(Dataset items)
★ ★ ★ ★ ★

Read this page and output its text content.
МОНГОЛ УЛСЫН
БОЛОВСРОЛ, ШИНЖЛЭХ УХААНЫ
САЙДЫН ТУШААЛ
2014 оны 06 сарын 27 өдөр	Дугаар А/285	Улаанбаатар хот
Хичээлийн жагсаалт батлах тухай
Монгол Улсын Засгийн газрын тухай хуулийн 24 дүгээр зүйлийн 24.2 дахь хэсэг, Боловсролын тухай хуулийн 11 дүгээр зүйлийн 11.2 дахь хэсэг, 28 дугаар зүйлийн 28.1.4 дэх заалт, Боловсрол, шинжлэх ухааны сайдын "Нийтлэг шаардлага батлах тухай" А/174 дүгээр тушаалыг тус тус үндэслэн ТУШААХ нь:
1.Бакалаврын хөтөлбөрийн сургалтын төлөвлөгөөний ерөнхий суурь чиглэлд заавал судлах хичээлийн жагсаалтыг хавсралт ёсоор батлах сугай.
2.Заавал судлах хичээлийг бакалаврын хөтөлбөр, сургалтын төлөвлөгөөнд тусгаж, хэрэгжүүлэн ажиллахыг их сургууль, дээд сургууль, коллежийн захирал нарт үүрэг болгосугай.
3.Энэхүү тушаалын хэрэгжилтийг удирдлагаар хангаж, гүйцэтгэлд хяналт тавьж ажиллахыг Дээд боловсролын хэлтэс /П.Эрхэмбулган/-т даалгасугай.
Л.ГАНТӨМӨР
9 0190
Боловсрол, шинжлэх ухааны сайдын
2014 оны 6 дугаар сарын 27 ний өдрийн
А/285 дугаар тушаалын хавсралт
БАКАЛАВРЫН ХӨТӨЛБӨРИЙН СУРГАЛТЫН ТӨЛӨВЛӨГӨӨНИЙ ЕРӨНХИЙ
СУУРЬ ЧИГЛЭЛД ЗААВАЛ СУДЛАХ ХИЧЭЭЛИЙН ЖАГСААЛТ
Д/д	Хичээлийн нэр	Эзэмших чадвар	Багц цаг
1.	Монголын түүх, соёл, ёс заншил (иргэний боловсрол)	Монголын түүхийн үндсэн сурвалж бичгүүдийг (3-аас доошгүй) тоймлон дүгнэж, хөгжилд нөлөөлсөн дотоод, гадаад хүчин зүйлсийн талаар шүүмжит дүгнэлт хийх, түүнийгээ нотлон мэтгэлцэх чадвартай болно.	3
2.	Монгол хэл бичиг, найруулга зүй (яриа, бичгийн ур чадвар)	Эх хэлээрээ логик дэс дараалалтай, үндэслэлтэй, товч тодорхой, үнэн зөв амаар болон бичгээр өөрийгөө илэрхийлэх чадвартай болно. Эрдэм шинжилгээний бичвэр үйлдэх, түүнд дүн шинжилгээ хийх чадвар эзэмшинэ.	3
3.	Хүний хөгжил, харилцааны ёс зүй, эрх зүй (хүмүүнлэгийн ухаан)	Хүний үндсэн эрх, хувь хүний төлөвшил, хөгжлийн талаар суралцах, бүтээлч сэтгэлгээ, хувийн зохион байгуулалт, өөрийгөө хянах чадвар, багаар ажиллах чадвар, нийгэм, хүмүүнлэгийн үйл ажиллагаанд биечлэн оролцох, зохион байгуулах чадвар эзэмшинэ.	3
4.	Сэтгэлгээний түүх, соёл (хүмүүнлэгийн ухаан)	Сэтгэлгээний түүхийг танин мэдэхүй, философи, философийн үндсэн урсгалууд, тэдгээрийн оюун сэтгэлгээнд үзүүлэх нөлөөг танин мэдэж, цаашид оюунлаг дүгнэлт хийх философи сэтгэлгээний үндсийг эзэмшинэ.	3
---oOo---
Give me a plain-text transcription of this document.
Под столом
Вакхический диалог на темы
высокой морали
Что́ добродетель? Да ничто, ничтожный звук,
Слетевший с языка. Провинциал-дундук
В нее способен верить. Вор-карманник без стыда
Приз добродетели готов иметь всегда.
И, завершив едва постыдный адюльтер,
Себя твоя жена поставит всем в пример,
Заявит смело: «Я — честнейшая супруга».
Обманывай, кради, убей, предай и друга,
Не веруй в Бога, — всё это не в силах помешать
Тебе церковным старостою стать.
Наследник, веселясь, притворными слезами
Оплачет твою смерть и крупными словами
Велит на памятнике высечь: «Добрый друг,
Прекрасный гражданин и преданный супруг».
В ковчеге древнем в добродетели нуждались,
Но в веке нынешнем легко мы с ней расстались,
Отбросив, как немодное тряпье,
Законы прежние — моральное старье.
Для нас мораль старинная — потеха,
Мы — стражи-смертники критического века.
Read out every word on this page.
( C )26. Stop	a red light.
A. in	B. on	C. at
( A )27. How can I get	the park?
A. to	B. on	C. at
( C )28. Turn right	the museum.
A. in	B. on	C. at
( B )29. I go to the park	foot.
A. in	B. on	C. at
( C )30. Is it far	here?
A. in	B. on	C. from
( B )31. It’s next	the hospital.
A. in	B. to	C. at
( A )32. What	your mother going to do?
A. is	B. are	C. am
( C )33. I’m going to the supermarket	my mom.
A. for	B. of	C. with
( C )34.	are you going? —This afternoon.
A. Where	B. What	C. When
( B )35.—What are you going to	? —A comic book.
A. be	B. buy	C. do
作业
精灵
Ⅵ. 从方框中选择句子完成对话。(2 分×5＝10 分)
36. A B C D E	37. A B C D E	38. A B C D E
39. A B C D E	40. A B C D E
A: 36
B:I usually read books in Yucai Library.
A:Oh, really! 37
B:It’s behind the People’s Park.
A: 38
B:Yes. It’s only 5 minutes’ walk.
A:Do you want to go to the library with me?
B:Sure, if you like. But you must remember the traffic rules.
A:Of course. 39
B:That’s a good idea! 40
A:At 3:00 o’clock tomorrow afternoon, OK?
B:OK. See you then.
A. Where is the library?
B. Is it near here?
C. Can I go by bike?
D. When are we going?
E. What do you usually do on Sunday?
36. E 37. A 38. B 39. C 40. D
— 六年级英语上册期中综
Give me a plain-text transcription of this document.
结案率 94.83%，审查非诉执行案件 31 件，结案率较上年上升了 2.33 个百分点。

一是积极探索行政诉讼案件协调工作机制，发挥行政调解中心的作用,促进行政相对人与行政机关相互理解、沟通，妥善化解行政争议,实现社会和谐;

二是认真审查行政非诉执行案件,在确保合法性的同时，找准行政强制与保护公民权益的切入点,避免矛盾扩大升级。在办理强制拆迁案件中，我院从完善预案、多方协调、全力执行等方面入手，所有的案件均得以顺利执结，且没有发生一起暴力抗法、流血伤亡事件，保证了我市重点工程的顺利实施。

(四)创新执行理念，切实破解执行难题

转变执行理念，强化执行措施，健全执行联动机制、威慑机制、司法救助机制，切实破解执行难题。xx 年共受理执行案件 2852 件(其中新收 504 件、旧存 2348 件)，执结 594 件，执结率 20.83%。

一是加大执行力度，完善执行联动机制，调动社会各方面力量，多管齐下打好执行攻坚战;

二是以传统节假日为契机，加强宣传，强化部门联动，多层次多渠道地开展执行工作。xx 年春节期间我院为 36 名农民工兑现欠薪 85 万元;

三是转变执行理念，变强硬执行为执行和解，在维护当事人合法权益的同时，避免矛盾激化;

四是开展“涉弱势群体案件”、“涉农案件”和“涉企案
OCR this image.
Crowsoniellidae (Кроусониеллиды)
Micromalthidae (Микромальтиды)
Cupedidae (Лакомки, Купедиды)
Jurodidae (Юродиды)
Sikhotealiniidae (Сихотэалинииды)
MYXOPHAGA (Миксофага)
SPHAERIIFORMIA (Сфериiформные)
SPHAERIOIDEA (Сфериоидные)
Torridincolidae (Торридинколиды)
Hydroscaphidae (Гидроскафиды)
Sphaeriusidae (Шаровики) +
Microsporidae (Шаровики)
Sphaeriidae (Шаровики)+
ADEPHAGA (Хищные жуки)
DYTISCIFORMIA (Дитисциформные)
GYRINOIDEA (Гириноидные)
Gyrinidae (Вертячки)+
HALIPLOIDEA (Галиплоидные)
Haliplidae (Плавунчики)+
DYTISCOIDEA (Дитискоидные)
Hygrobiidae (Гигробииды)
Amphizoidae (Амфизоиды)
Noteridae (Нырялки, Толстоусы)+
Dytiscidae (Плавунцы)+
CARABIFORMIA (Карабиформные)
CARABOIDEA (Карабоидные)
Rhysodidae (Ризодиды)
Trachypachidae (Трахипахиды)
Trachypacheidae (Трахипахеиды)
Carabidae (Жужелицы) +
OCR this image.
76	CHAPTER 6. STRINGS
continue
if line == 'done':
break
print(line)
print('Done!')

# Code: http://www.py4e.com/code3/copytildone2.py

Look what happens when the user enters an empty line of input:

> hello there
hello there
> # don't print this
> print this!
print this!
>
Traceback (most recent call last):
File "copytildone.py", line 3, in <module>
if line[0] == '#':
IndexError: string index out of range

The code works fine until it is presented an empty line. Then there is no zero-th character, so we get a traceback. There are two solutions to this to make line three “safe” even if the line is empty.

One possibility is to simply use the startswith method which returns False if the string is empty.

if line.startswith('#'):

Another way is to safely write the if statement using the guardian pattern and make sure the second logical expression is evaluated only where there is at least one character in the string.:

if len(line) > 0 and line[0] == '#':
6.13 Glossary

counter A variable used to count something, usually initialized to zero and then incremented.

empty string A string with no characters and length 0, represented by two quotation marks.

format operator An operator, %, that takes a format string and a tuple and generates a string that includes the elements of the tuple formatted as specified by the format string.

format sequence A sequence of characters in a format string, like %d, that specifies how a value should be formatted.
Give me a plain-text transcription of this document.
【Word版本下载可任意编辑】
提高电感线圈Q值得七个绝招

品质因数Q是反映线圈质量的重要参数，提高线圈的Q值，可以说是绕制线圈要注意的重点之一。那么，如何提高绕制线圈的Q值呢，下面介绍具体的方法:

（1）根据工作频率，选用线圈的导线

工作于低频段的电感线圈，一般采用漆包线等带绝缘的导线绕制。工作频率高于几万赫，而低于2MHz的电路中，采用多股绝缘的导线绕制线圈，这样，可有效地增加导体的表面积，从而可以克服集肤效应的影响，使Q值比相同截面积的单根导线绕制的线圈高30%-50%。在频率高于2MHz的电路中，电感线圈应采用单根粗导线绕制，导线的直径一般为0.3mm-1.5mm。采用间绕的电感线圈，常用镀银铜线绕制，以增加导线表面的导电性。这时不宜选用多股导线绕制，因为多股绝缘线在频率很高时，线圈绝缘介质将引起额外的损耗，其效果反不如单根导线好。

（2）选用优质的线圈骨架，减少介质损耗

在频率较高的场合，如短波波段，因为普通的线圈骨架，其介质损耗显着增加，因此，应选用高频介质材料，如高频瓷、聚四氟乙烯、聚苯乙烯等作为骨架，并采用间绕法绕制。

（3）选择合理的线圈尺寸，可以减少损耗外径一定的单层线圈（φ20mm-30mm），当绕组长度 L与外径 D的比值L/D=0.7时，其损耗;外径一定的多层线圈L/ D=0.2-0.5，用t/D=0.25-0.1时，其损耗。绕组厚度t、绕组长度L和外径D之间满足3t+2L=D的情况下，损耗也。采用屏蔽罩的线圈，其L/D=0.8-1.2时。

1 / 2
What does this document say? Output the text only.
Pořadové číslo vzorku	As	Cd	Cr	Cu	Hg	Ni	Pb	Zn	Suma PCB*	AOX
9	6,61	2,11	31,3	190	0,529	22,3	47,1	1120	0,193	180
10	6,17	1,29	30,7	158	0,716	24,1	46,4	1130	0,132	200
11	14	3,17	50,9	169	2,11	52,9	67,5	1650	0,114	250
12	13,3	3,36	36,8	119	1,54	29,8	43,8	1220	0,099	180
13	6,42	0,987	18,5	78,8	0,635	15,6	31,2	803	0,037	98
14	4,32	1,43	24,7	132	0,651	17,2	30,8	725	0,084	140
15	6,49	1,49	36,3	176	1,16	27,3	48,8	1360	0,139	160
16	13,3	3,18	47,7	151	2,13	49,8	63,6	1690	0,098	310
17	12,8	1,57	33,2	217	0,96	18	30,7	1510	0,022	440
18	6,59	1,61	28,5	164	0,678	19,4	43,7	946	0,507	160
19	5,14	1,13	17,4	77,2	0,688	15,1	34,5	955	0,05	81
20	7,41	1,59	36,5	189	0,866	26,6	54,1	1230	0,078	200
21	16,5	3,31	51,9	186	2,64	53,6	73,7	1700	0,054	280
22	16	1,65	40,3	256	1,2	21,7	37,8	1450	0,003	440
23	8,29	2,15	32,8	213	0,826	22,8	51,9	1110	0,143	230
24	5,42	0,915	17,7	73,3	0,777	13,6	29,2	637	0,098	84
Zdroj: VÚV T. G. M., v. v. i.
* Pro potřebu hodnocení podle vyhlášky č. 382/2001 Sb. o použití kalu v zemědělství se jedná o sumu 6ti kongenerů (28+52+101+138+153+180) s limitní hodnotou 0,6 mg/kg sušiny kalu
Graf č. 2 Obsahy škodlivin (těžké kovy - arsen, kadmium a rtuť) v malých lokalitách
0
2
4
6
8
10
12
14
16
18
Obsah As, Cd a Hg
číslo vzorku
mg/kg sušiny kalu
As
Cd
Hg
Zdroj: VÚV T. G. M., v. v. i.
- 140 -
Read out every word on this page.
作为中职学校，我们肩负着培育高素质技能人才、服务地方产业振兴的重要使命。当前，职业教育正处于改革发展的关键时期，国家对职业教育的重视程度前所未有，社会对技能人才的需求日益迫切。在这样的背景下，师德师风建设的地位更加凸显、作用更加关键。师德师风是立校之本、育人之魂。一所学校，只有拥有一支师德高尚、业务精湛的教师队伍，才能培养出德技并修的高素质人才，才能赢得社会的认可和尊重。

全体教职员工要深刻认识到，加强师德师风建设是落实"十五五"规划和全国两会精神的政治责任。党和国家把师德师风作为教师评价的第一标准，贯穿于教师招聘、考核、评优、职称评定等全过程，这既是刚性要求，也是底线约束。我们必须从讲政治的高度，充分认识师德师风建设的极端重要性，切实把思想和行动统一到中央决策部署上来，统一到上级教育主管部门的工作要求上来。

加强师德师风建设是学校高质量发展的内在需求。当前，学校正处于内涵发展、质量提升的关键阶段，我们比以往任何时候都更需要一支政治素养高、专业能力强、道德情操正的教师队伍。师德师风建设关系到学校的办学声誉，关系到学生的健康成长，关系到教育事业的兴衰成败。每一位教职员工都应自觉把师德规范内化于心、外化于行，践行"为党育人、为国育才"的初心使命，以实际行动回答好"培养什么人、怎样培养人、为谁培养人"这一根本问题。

★ ★ ★ ★ ★

(GIVEN INSTRUCTION): Return the lines of the records that include the string "afternoon".

(EXPECTED ANSWER):
( C )34.	are you going? —This afternoon.
A:At 3:00 o’clock tomorrow afternoon, OK?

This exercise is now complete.